### Problem details:
Find the word "事业运行" in the material below and gather every line that contains it.

[begin Records shown]

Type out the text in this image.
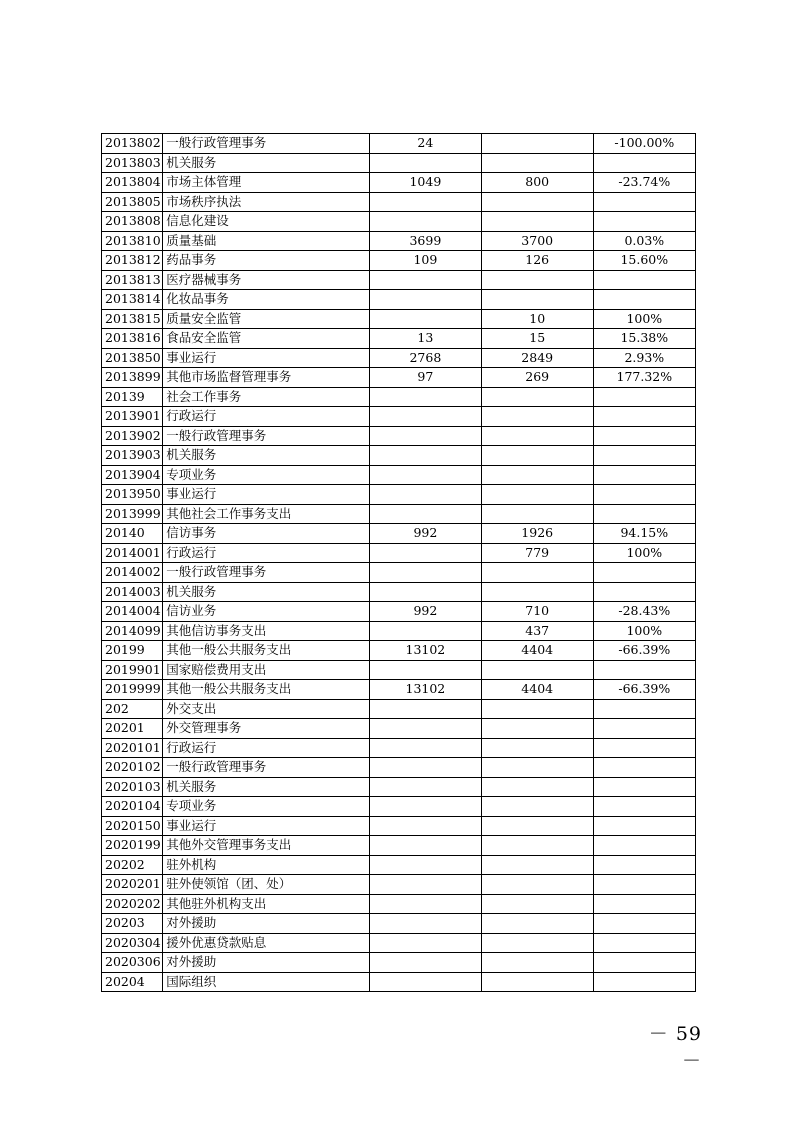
2013802	一般行政管理事务	24		-100.00%
2013803	机关服务			
2013804	市场主体管理	1049	800	-23.74%
2013805	市场秩序执法			
2013808	信息化建设			
2013810	质量基础	3699	3700	0.03%
2013812	药品事务	109	126	15.60%
2013813	医疗器械事务			
2013814	化妆品事务			
2013815	质量安全监管		10	100%
2013816	食品安全监管	13	15	15.38%
2013850	事业运行	2768	2849	2.93%
2013899	其他市场监督管理事务	97	269	177.32%
20139	社会工作事务			
2013901	行政运行			
2013902	一般行政管理事务			
2013903	机关服务			
2013904	专项业务			
2013950	事业运行			
2013999	其他社会工作事务支出			
20140	信访事务	992	1926	94.15%
2014001	行政运行		779	100%
2014002	一般行政管理事务			
2014003	机关服务			
2014004	信访业务	992	710	-28.43%
2014099	其他信访事务支出		437	100%
20199	其他一般公共服务支出	13102	4404	-66.39%
2019901	国家赔偿费用支出			
2019999	其他一般公共服务支出	13102	4404	-66.39%
202	外交支出			
20201	外交管理事务			
2020101	行政运行			
2020102	一般行政管理事务			
2020103	机关服务			
2020104	专项业务			
2020150	事业运行			
2020199	其他外交管理事务支出			
20202	驻外机构			
2020201	驻外使领馆（团、处）			
2020202	其他驻外机构支出			
20203	对外援助			
2020304	援外优惠贷款贴息			
2020306	对外援助			
20204	国际组织			
－ 59 －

[end Records shown]

### Response:
2013850	事业运行	2768	2849	2.93%
2013950	事业运行			
2020150	事业运行			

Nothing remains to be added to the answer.